▶ TASK STATEMENT
For the data below, report only the number of lines containing the string "path".

▶ RECORDS FOR THIS EXERCISE

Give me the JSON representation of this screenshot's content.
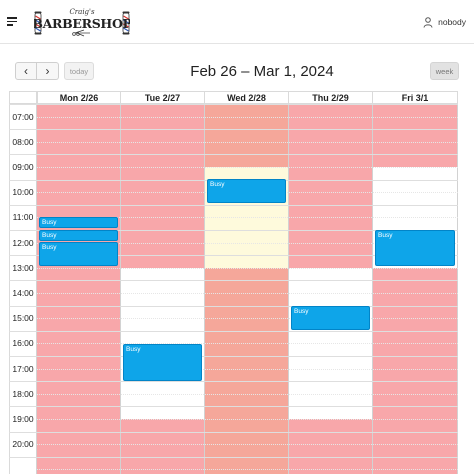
{
  "header": {
    "logo": {
      "top_script": "Craig's",
      "name": "BARBERSHOP"
    },
    "user_name": "nobody"
  },
  "toolbar": {
    "prev_label": "‹",
    "next_label": "›",
    "today_label": "today",
    "title": "Feb 26 – Mar 1, 2024",
    "week_label": "week"
  },
  "calendar": {
    "time_labels": [
      "07:00",
      "08:00",
      "09:00",
      "10:00",
      "11:00",
      "12:00",
      "13:00",
      "14:00",
      "15:00",
      "16:00",
      "17:00",
      "18:00",
      "19:00",
      "20:00"
    ],
    "days": [
      {
        "label": "Mon 2/26"
      },
      {
        "label": "Tue 2/27"
      },
      {
        "label": "Wed 2/28"
      },
      {
        "label": "Thu 2/29"
      },
      {
        "label": "Fri 3/1"
      }
    ],
    "event_label": "Busy",
    "colors": {
      "unavailable": "#f8a7aa",
      "unavailable_today": "#f5a79a",
      "today_available": "#fefadc",
      "available": "#ffffff",
      "event": "#0ea5e9"
    }
  }
}
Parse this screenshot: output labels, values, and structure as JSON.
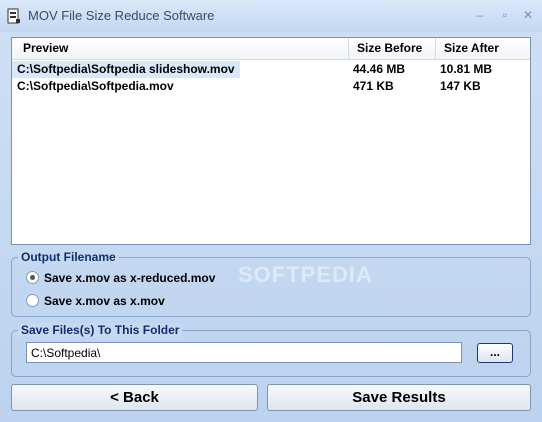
{
  "window": {
    "title": "MOV File Size Reduce Software",
    "controls": {
      "minimize": "–",
      "maximize": "▫",
      "close": "✕"
    }
  },
  "file_list": {
    "columns": [
      "Preview",
      "Size Before",
      "Size After"
    ],
    "rows": [
      {
        "path": "C:\\Softpedia\\Softpedia slideshow.mov",
        "size_before": "44.46 MB",
        "size_after": "10.81 MB",
        "selected": true
      },
      {
        "path": "C:\\Softpedia\\Softpedia.mov",
        "size_before": "471 KB",
        "size_after": "147 KB",
        "selected": false
      }
    ]
  },
  "output_filename": {
    "label": "Output Filename",
    "options": [
      {
        "label": "Save x.mov as x-reduced.mov",
        "checked": true
      },
      {
        "label": "Save x.mov as x.mov",
        "checked": false
      }
    ]
  },
  "save_folder": {
    "label": "Save Files(s) To This Folder",
    "path": "C:\\Softpedia\\",
    "browse_label": "..."
  },
  "buttons": {
    "back_label": "< Back",
    "save_label": "Save Results"
  },
  "watermark": "SOFTPEDIA",
  "colors": {
    "window_bg": "#c6d9f1",
    "group_label": "#102e6b",
    "selection": "#d9e7fa"
  },
  "icons": {
    "app": "app-icon",
    "minimize": "minimize-icon",
    "maximize": "maximize-icon",
    "close": "close-icon"
  }
}
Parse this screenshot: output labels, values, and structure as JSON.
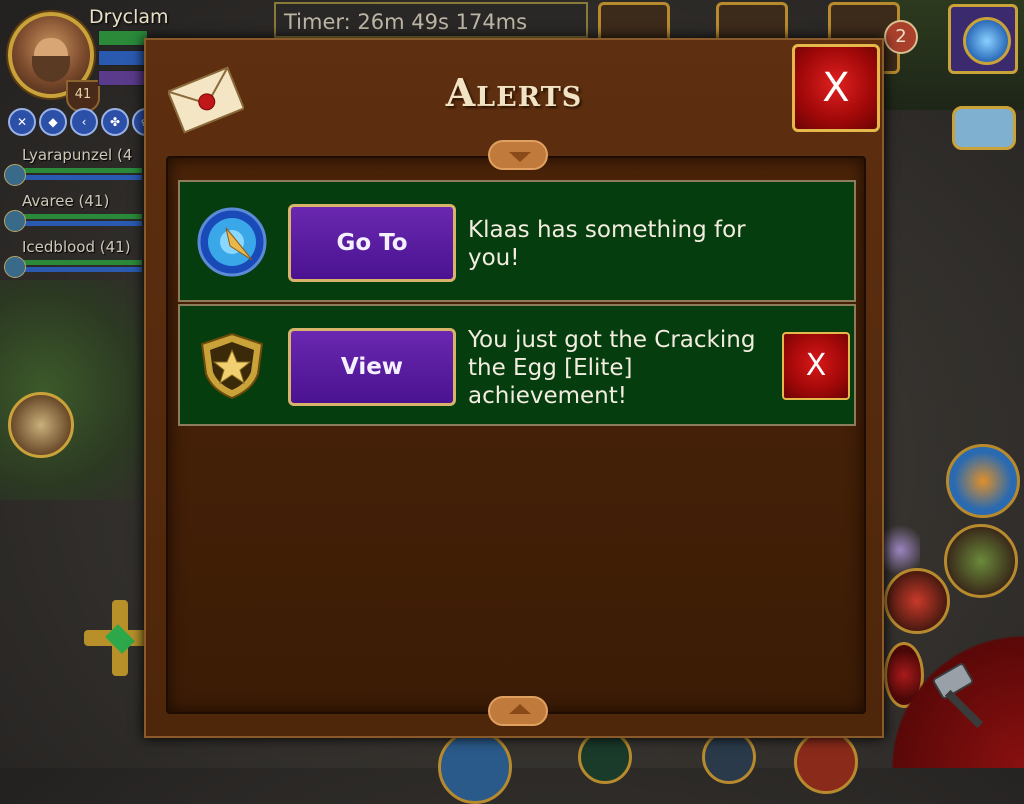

▶ EXERCISE ANSWER
3